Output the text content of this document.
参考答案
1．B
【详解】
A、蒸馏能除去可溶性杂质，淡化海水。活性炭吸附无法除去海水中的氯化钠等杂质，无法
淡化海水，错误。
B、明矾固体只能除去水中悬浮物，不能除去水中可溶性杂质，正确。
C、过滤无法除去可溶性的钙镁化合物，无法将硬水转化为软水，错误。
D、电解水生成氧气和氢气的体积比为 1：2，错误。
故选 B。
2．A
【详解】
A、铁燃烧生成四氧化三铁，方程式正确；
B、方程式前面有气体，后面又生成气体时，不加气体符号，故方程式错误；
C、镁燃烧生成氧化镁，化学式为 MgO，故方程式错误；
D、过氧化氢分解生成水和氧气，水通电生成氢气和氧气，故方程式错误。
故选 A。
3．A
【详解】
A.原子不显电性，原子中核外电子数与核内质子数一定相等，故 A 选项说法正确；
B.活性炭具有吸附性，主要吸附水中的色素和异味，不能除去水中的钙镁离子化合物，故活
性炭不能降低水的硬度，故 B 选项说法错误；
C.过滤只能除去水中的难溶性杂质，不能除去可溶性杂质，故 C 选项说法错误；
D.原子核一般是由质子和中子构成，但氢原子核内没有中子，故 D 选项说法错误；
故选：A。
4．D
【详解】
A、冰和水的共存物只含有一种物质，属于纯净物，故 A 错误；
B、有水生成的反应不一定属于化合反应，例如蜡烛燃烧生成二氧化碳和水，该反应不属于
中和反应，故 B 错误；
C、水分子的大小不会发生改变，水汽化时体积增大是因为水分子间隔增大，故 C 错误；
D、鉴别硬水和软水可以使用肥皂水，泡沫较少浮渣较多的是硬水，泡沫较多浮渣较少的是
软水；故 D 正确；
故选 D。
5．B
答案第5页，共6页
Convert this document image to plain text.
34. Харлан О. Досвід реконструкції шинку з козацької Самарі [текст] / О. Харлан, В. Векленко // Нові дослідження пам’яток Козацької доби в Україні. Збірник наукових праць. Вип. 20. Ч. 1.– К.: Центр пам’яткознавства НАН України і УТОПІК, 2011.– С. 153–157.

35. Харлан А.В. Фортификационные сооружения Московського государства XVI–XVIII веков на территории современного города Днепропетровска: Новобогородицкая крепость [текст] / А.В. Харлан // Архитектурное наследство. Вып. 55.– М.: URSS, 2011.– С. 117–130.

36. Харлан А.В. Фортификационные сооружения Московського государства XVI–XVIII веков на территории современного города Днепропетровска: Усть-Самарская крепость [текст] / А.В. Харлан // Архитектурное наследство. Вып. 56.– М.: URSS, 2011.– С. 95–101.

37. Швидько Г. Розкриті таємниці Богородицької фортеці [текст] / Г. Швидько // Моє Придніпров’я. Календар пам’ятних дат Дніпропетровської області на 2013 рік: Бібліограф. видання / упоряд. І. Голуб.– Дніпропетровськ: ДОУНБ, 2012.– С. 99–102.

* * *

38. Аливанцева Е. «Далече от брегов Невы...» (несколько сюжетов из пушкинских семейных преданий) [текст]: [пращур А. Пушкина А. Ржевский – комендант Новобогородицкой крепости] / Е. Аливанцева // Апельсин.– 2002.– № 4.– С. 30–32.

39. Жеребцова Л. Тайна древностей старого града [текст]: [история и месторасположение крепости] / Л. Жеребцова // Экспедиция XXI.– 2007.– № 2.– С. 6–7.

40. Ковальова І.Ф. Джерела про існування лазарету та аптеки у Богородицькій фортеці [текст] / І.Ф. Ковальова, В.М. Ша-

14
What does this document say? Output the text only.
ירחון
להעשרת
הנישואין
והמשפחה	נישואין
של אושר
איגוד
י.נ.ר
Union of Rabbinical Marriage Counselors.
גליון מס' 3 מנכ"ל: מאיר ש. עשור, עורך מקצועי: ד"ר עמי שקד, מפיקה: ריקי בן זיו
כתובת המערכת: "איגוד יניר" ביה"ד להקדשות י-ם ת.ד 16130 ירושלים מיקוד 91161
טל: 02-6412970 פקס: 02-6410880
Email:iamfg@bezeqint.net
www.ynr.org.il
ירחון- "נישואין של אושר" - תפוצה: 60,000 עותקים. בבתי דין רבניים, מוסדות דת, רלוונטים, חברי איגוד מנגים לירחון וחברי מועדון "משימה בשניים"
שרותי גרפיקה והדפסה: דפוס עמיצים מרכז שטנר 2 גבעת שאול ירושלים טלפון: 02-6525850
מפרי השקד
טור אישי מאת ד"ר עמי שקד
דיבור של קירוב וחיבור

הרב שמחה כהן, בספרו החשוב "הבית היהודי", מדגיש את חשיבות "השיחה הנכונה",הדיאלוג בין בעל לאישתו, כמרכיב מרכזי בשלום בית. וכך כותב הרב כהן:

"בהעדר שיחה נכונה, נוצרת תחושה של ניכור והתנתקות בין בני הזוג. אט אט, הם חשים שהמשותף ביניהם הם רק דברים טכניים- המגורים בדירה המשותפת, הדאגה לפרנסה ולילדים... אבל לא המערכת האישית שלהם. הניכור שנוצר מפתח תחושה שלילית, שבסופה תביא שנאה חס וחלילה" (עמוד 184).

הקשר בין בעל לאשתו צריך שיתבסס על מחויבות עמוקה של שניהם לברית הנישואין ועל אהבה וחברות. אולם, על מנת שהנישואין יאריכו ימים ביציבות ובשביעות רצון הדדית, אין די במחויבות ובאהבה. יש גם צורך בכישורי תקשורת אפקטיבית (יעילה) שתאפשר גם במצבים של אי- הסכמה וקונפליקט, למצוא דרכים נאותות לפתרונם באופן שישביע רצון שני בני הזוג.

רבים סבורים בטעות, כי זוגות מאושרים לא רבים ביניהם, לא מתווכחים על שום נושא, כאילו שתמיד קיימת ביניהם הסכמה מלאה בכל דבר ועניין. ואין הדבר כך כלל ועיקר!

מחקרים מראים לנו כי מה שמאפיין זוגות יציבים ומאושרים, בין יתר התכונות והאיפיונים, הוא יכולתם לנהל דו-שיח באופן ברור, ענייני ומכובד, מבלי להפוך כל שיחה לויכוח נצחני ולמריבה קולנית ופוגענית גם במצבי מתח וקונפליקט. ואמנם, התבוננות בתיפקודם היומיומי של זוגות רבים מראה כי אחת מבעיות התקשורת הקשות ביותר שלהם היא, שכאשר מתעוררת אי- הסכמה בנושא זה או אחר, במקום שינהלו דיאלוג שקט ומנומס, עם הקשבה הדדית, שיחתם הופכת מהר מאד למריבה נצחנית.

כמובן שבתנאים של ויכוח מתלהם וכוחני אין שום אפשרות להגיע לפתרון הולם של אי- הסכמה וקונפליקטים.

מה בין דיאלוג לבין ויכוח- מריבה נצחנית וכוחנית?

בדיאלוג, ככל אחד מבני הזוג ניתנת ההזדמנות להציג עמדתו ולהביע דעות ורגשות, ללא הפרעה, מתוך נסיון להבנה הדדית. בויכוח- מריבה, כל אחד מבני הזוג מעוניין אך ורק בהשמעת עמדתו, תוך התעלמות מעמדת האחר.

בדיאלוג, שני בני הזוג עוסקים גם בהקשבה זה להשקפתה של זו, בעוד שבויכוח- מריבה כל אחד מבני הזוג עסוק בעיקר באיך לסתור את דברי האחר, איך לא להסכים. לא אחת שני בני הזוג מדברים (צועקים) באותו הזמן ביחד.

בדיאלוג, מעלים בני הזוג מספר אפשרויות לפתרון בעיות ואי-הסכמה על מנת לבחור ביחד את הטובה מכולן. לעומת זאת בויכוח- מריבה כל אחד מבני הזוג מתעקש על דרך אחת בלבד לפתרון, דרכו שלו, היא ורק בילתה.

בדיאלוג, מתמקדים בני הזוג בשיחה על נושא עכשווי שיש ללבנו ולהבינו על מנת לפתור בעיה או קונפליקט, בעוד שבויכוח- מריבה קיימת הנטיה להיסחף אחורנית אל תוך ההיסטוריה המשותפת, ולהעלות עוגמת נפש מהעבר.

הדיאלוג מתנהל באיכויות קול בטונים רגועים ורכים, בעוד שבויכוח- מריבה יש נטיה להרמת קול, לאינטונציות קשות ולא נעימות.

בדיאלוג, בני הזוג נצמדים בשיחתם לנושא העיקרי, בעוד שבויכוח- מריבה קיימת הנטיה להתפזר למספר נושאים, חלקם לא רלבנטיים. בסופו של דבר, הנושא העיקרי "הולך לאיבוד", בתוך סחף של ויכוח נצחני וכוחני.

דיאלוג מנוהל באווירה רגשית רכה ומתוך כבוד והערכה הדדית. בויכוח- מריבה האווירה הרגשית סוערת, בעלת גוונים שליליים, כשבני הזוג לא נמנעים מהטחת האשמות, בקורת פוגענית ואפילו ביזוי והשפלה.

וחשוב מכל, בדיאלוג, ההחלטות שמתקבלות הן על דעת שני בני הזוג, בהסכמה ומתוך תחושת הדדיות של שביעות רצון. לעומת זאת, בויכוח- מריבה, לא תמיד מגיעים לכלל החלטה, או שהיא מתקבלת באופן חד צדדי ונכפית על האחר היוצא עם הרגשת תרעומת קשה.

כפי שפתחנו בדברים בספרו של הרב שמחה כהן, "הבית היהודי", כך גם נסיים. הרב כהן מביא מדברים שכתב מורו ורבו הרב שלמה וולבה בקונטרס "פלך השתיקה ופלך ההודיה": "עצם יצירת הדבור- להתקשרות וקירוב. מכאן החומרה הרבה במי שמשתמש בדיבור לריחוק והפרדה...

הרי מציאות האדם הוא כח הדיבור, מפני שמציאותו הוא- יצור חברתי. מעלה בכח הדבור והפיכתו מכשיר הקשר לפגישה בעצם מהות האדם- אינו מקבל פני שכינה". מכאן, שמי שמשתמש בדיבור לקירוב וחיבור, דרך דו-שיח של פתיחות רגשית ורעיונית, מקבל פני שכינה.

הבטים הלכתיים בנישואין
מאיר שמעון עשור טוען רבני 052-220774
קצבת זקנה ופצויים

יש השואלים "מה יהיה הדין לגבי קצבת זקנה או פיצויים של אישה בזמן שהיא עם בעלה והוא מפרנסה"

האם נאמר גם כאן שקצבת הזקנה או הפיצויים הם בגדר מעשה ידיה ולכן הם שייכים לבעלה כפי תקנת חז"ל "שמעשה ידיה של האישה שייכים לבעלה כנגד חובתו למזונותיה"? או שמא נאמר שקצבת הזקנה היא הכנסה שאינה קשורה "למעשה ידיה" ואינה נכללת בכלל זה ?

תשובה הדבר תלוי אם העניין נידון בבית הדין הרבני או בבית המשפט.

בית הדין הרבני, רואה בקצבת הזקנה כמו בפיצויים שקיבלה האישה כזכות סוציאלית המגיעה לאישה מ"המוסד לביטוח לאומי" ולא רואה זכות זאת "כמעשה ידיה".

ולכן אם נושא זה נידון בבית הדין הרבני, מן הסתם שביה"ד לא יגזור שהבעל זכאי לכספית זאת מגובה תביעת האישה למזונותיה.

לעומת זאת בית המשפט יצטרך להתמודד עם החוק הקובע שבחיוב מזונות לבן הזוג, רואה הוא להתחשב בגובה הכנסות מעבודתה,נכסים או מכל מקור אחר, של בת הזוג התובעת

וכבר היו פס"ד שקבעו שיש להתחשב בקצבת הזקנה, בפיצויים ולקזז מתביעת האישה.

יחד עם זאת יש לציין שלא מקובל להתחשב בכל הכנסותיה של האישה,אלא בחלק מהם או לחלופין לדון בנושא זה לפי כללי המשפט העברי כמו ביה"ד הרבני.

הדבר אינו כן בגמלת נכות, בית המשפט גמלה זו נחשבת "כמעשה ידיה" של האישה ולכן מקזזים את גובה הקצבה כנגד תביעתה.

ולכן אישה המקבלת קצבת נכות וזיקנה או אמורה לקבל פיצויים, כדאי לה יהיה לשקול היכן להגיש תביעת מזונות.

--*--

Copy all lines from the entries that contain the word "לפתרון".

_Reply to the task_:
כמובן שבתנאים של ויכוח מתלהם וכוחני אין שום אפשרות להגיע לפתרון הולם של אי- הסכמה וקונפליקטים.
בדיאלוג, מעלים בני הזוג מספר אפשרויות לפתרון בעיות ואי-הסכמה על מנת לבחור ביחד את הטובה מכולן. לעומת זאת בויכוח- מריבה כל אחד מבני הזוג מתעקש על דרך אחת בלבד לפתרון, דרכו שלו, היא ורק בילתה.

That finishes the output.